======== RECORD EXTRACTS ========
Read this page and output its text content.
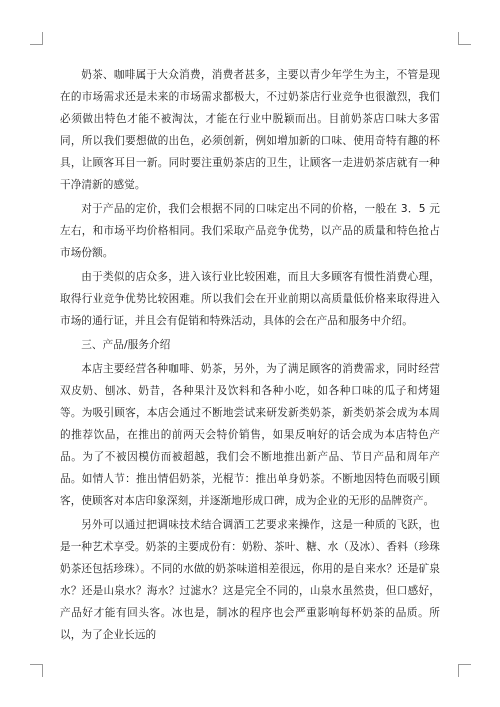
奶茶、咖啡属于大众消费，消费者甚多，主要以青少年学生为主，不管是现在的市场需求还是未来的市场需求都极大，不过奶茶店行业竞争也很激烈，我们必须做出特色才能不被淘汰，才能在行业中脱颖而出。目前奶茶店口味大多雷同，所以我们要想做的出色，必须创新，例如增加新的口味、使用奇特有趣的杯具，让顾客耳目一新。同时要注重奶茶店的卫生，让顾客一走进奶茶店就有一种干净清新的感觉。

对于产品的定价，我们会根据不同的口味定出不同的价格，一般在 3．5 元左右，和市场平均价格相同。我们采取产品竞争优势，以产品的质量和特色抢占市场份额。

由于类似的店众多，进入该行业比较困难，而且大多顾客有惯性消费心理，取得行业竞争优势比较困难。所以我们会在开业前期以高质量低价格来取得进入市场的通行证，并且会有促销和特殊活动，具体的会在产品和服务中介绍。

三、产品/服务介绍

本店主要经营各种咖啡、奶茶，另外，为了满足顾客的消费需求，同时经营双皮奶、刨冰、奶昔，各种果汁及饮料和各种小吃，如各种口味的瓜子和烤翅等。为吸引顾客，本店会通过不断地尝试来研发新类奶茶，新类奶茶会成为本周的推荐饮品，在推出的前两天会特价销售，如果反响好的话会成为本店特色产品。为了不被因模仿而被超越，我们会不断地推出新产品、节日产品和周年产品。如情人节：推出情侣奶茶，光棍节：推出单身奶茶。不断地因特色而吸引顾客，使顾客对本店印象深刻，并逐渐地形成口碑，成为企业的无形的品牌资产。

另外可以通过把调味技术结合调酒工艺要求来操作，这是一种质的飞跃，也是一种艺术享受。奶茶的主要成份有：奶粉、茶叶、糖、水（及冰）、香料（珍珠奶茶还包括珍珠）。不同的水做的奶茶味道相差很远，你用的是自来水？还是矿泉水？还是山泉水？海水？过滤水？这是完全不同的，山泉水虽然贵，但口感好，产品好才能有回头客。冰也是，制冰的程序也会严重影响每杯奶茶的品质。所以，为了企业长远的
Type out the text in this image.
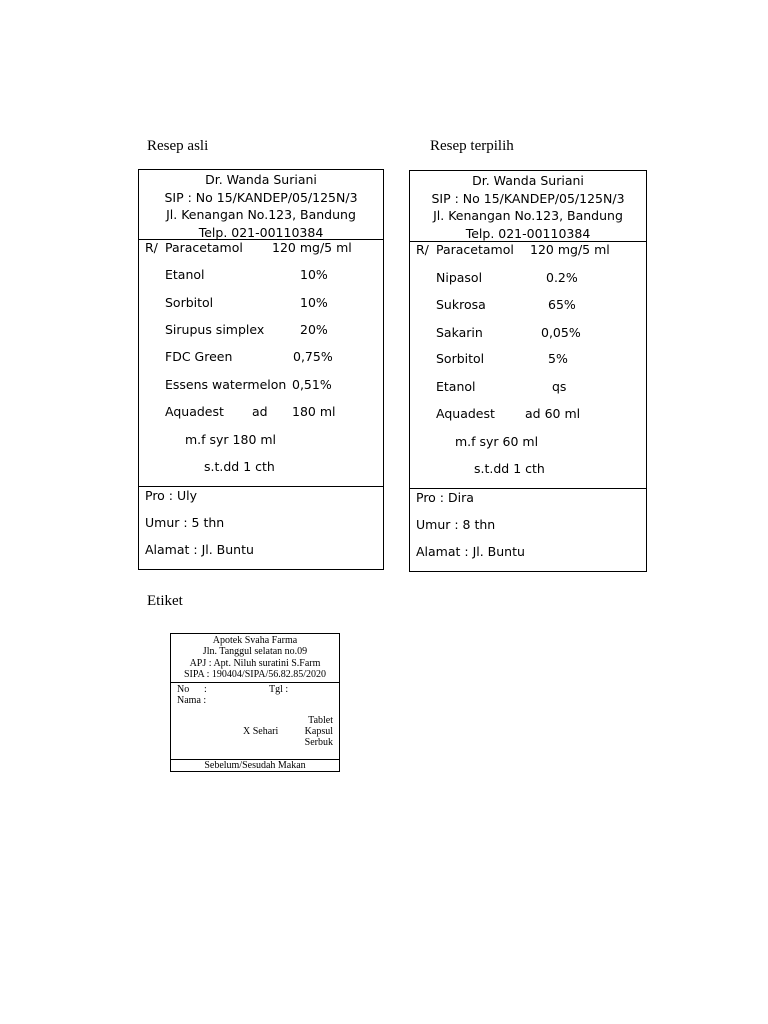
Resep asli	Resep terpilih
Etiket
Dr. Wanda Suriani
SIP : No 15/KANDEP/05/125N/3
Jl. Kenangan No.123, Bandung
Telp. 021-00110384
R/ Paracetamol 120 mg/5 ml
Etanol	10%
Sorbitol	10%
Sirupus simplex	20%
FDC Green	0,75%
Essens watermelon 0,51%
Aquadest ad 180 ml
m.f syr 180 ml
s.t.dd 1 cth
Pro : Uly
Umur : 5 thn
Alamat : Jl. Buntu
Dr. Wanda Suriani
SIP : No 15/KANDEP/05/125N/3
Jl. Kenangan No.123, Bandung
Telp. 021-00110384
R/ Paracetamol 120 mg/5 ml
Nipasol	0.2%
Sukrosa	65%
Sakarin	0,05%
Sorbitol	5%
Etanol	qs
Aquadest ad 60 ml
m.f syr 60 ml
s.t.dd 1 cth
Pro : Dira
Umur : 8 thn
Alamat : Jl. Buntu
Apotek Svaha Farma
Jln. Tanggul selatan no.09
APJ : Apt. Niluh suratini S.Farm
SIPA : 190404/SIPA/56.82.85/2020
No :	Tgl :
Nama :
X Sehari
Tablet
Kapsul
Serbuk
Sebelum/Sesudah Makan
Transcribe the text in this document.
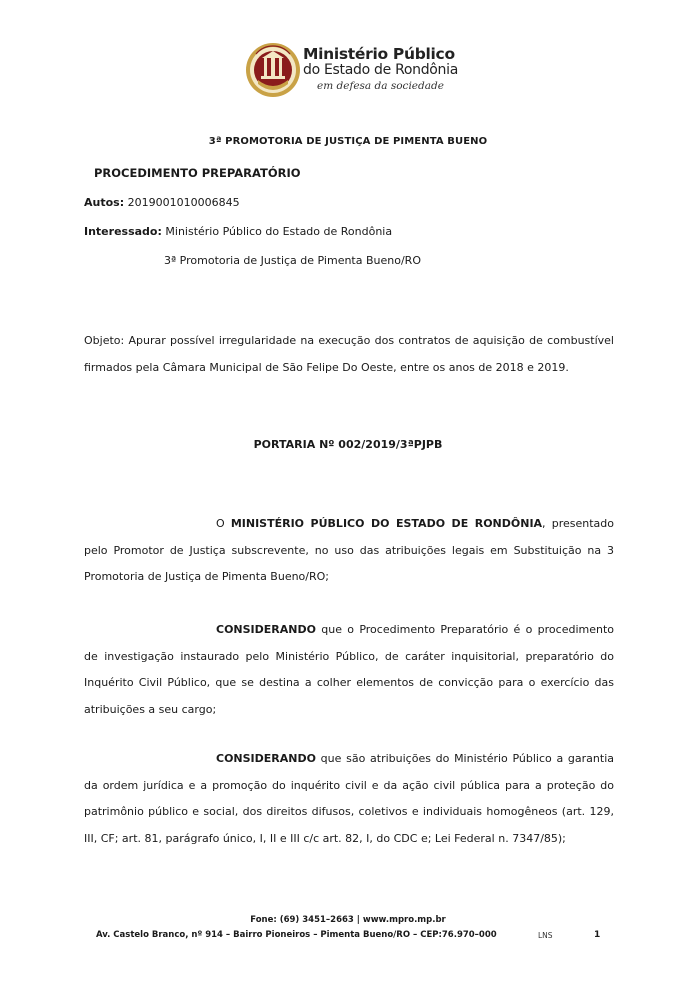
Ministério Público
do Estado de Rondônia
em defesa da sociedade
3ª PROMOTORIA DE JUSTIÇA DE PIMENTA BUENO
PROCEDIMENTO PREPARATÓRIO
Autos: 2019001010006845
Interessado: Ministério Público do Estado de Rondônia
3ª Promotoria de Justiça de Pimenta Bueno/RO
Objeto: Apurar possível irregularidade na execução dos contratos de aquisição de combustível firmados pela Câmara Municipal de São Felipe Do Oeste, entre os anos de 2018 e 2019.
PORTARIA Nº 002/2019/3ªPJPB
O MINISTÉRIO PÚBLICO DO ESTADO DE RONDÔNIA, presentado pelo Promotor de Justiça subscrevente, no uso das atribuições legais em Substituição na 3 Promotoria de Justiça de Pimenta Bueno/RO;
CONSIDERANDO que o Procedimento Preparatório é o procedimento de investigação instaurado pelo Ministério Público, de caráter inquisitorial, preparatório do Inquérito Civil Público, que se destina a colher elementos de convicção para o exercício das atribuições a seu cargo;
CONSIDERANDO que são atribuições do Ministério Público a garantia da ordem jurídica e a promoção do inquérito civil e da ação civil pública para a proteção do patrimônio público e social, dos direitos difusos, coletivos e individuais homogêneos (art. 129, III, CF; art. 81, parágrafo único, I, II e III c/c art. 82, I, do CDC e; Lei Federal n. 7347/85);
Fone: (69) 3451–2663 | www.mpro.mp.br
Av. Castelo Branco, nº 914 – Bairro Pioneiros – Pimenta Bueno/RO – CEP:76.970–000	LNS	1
========
WHAT THIS TASK INVOLVES:
From the records above, pick out and copy each line holding the word "text".

FINAL RESULT:
Read this page and output its text content.
Type out the text in this image.
Transcribe the text in this document.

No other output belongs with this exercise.